Task -> Go through the listing below and list every line with "party".

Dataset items
===
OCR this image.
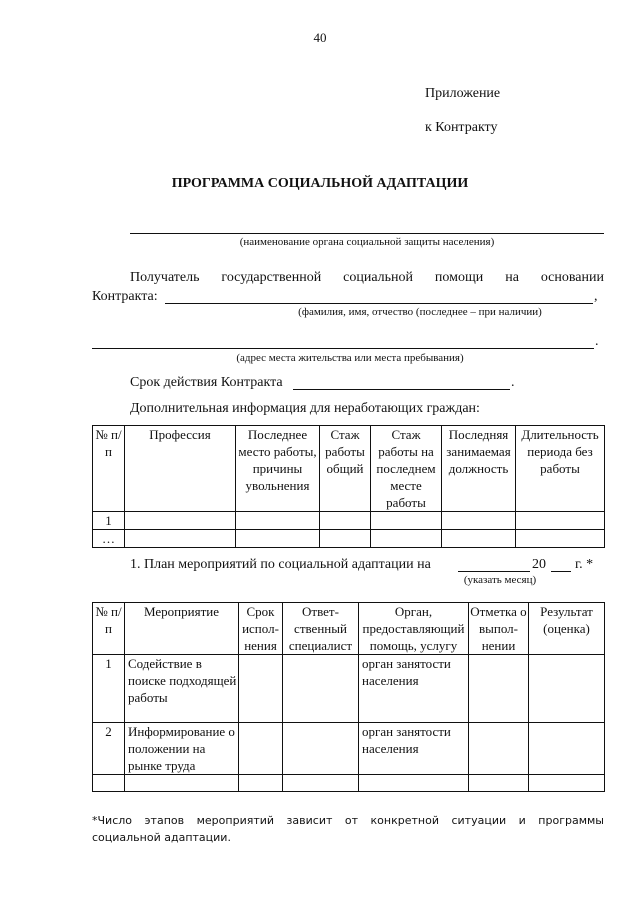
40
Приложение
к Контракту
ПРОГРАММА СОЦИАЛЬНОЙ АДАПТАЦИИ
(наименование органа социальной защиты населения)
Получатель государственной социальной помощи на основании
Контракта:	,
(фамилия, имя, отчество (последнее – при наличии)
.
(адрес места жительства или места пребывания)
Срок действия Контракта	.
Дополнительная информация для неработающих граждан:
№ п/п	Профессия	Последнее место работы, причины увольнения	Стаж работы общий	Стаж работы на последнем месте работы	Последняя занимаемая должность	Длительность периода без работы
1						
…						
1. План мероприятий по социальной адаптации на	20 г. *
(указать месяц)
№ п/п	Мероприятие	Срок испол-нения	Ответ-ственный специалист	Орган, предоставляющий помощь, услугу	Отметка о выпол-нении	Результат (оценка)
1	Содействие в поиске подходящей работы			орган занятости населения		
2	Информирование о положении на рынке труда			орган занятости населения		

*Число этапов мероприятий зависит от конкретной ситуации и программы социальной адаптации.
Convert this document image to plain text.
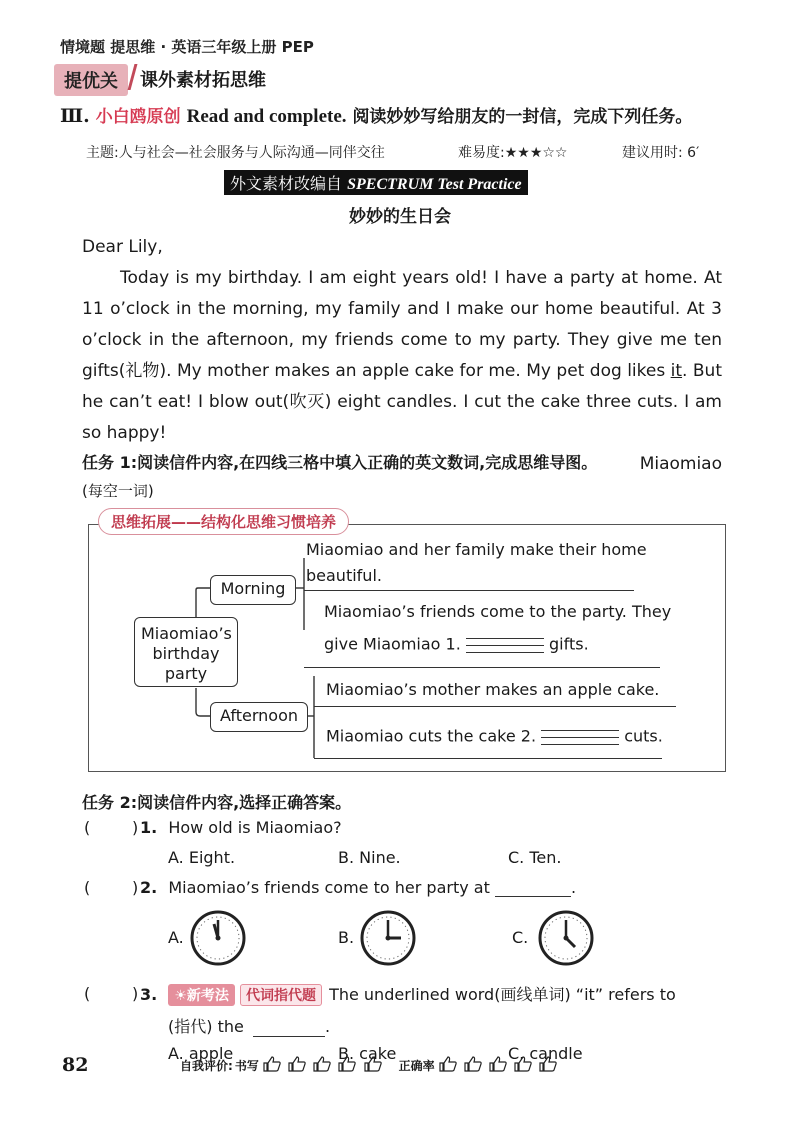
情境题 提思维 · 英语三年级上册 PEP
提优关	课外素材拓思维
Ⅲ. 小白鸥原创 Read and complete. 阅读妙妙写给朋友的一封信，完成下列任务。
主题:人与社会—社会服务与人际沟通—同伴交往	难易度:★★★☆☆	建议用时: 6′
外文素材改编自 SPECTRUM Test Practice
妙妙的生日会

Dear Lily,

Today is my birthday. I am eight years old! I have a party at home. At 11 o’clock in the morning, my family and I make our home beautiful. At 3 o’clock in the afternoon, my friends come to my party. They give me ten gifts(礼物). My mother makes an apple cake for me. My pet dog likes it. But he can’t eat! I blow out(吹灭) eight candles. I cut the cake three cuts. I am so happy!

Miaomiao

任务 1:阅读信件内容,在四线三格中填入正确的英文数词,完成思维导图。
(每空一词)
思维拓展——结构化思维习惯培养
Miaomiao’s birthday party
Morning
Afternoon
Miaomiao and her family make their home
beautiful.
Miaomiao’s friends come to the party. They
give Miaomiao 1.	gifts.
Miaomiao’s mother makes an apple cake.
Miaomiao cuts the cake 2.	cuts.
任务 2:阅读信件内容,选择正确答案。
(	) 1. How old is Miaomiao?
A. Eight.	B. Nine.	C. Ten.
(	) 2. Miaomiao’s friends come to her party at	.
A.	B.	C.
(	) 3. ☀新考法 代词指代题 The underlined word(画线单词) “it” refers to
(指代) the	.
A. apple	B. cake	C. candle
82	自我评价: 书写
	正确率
===
Task answer ->
Today is my birthday. I am eight years old! I have a party at home. At 11 o’clock in the morning, my family and I make our home beautiful. At 3 o’clock in the afternoon, my friends come to my party. They give me ten gifts(礼物). My mother makes an apple cake for me. My pet dog likes it. But he can’t eat! I blow out(吹灭) eight candles. I cut the cake three cuts. I am so happy!
Miaomiao’s birthday party
Miaomiao’s friends come to the party. They
(	) 2. Miaomiao’s friends come to her party at	.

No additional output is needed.